# SHORT PROBLEM:
Please list all lines of the material below in which the string "icon" occurs.

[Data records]
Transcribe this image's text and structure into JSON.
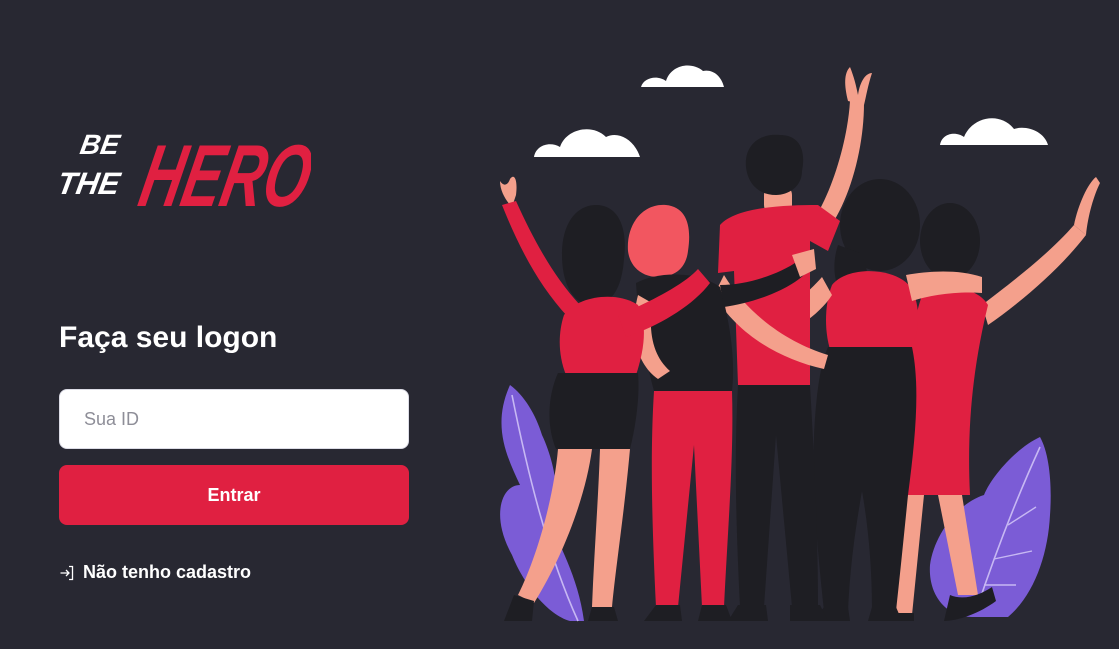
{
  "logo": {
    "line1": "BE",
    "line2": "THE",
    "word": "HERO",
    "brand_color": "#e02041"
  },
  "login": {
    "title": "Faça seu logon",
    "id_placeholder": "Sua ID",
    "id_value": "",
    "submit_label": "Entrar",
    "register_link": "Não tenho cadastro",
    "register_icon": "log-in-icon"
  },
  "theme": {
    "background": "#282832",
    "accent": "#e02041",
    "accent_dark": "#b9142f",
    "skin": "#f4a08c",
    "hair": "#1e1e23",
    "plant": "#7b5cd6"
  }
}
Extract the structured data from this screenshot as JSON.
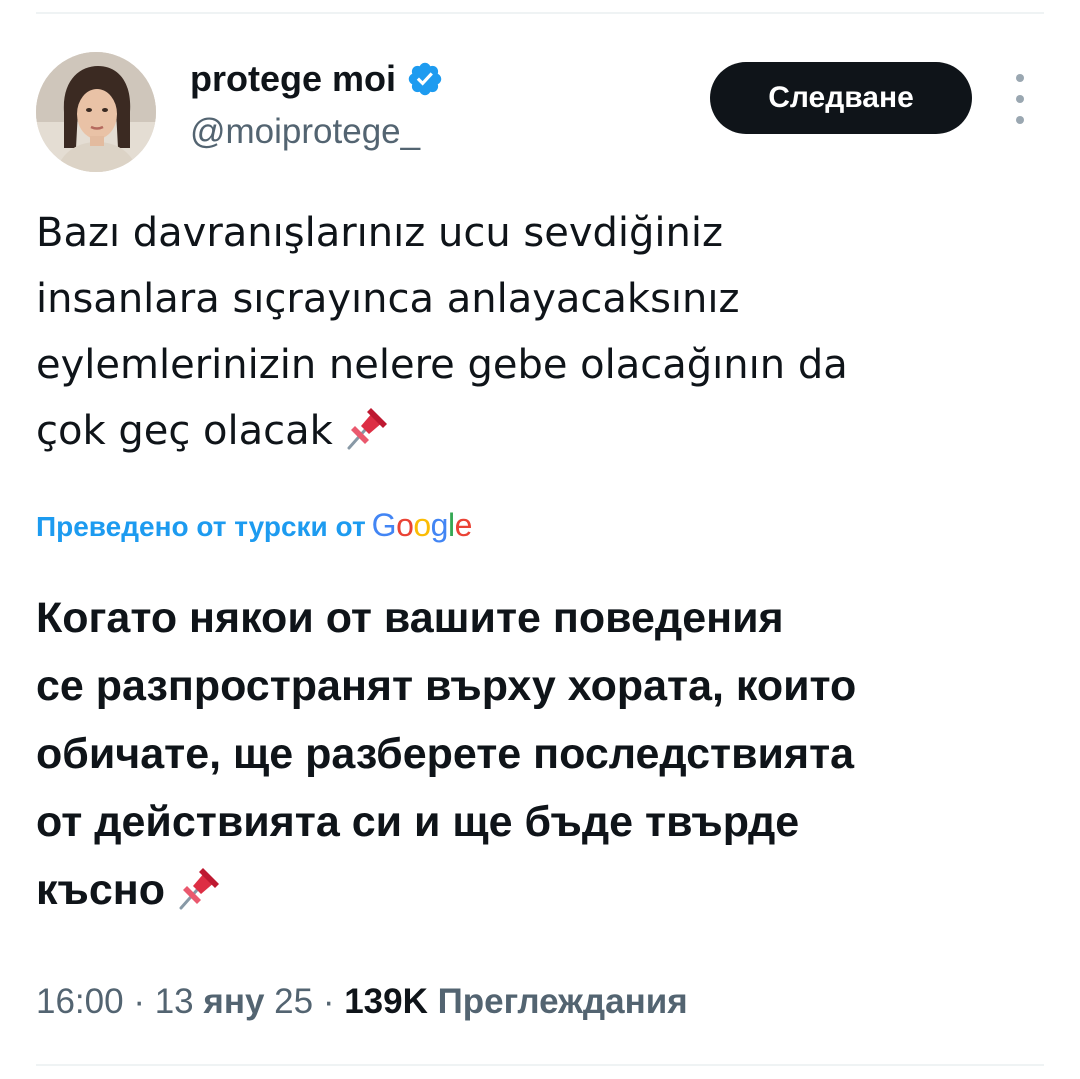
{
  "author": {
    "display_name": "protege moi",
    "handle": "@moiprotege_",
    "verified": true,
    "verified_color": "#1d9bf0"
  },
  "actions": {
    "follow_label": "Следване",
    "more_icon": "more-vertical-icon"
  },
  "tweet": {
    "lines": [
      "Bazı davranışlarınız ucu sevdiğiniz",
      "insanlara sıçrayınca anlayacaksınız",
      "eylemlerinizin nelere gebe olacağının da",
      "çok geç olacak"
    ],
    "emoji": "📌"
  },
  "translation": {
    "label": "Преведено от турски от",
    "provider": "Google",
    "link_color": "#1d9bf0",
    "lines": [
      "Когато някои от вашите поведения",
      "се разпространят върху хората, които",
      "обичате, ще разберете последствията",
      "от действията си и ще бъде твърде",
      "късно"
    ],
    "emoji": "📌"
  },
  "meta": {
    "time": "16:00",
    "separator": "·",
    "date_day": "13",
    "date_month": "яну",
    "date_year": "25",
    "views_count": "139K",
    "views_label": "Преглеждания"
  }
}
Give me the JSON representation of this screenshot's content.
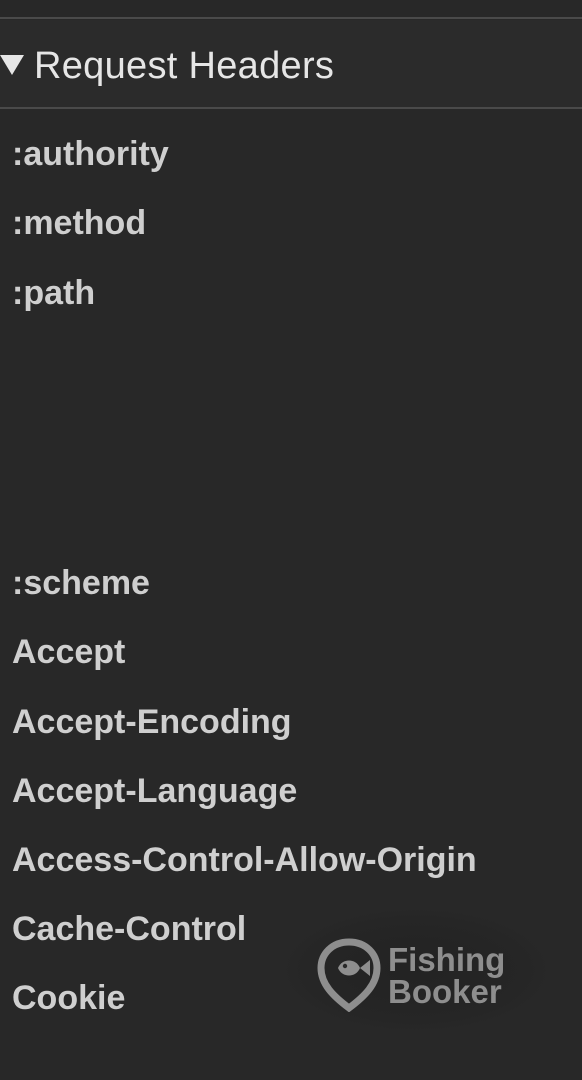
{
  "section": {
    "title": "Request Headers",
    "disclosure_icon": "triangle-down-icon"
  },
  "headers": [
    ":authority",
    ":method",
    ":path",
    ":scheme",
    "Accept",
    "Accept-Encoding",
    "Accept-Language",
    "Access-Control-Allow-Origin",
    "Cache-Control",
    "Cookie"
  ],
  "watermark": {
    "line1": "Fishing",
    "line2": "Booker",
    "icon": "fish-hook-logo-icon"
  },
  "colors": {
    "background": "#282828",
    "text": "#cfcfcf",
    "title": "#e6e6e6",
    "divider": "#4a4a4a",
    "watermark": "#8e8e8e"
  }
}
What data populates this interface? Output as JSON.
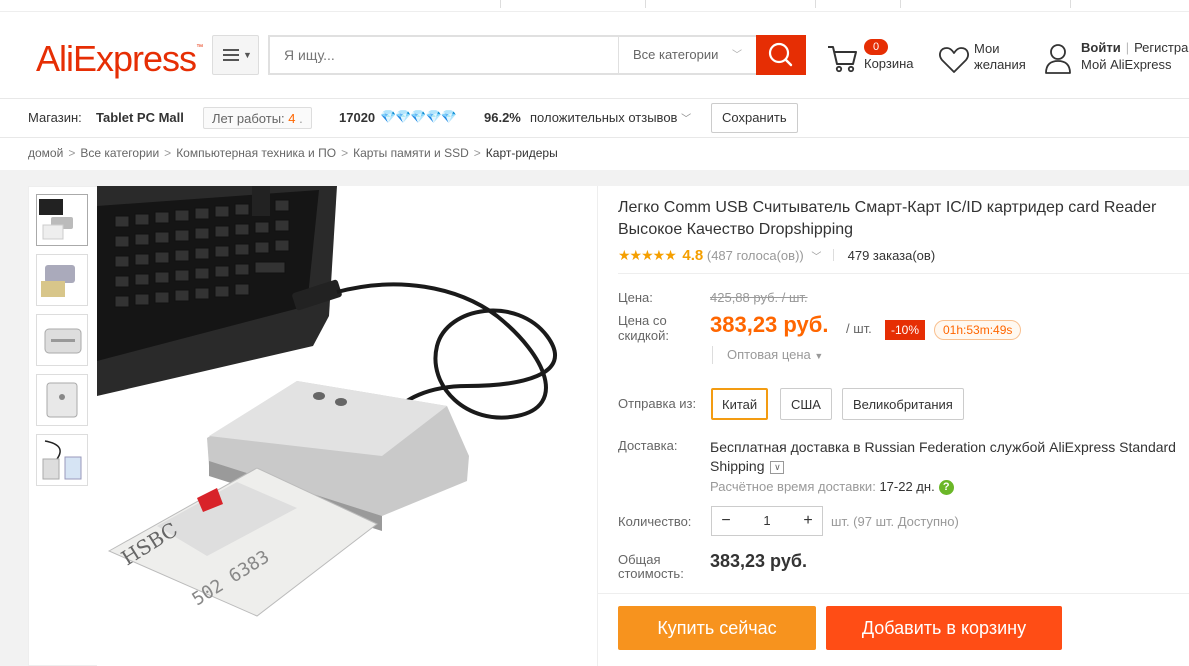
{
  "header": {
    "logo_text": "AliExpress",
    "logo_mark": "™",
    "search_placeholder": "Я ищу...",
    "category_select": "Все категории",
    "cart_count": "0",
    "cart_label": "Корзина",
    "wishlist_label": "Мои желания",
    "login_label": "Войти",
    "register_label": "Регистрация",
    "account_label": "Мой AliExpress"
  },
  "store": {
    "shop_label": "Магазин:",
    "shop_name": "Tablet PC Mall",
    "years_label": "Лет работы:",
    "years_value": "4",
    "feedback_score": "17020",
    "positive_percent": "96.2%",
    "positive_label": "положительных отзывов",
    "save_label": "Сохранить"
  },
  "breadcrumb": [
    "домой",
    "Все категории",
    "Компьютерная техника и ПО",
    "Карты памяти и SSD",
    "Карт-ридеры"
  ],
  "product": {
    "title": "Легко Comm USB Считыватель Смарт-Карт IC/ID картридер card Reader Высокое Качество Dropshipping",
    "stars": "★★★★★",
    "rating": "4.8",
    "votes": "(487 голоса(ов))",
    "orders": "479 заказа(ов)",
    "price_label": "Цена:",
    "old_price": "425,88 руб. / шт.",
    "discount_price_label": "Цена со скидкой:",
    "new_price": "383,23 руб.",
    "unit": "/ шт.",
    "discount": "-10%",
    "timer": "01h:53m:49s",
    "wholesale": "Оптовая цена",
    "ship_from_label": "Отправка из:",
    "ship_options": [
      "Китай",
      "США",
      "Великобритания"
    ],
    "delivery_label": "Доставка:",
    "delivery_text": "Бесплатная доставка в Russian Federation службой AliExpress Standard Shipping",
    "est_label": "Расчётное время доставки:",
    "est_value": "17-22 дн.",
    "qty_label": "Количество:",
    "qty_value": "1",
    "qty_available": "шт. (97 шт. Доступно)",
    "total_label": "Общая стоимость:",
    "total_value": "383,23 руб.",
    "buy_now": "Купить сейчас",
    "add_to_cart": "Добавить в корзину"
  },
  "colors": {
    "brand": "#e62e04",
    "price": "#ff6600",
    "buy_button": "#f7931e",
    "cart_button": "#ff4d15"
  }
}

# SOLUTION TO THIS PROBLEM:
    "register_icon": "log-in-icon"
    "more_icon": "more-vertical-icon"
    "disclosure_icon": "triangle-down-icon"
    "icon": "fish-hook-logo-icon"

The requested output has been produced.